***** Data in this exercise *****

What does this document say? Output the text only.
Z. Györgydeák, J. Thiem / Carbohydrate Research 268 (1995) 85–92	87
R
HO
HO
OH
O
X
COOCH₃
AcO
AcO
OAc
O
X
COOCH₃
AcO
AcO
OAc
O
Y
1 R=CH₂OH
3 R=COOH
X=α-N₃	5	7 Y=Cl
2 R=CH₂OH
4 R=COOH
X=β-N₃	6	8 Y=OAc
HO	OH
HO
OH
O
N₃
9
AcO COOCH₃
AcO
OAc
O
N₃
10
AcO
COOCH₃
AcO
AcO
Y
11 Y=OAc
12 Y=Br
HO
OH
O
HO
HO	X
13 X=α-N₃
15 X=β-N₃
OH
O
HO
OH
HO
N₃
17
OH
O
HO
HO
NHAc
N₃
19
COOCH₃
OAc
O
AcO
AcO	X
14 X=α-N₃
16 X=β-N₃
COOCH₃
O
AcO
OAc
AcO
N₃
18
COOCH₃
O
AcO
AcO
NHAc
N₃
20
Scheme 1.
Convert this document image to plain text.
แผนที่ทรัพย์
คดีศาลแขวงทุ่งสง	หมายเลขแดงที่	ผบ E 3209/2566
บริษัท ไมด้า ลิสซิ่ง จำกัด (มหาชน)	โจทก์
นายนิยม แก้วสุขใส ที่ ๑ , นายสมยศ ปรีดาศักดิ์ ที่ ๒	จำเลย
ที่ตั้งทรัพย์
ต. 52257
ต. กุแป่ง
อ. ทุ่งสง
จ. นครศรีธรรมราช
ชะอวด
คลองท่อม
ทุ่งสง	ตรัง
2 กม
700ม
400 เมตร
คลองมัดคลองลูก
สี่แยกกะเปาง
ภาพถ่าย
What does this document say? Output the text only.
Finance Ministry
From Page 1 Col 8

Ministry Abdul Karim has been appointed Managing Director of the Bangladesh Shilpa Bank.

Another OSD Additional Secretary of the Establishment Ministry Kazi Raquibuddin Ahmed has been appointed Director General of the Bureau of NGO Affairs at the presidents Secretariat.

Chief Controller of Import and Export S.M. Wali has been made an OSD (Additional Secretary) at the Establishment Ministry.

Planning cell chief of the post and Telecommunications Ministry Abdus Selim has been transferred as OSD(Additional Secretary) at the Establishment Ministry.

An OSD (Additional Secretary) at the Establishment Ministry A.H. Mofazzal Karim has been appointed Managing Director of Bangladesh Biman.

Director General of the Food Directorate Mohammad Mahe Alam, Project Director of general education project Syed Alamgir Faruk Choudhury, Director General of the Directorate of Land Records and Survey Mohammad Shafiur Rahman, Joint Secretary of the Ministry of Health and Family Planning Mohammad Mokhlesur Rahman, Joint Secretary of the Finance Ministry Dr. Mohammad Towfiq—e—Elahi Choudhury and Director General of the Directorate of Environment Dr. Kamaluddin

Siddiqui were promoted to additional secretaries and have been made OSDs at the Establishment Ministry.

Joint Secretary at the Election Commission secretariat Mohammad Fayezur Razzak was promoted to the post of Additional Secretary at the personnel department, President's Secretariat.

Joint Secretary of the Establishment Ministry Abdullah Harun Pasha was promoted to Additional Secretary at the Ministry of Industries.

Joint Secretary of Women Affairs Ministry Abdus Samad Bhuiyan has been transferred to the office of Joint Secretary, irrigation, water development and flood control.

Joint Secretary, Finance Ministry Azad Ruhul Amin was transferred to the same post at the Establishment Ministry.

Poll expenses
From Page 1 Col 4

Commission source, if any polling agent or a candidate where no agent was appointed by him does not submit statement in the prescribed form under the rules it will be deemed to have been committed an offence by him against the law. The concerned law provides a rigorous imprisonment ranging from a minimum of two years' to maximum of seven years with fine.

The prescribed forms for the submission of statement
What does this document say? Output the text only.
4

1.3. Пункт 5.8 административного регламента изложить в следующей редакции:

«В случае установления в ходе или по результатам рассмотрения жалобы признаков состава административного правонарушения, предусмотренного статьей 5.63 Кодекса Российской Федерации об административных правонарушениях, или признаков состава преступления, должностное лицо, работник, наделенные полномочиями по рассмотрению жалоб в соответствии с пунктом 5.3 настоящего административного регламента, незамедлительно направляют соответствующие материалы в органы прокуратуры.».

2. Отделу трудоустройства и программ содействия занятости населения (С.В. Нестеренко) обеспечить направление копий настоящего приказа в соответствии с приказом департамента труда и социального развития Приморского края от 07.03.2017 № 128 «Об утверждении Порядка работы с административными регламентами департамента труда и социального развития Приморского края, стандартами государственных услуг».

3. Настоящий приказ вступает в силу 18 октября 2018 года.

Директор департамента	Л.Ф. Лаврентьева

*****

Go through the listing above and list every line that has the word "have".

▶ [Finished task]
Siddiqui were promoted to additional secretaries and have been made OSDs at the Establishment Ministry.
Commission source, if any polling agent or a candidate where no agent was appointed by him does not submit statement in the prescribed form under the rules it will be deemed to have been committed an offence by him against the law. The concerned law provides a rigorous imprisonment ranging from a minimum of two years' to maximum of seven years with fine.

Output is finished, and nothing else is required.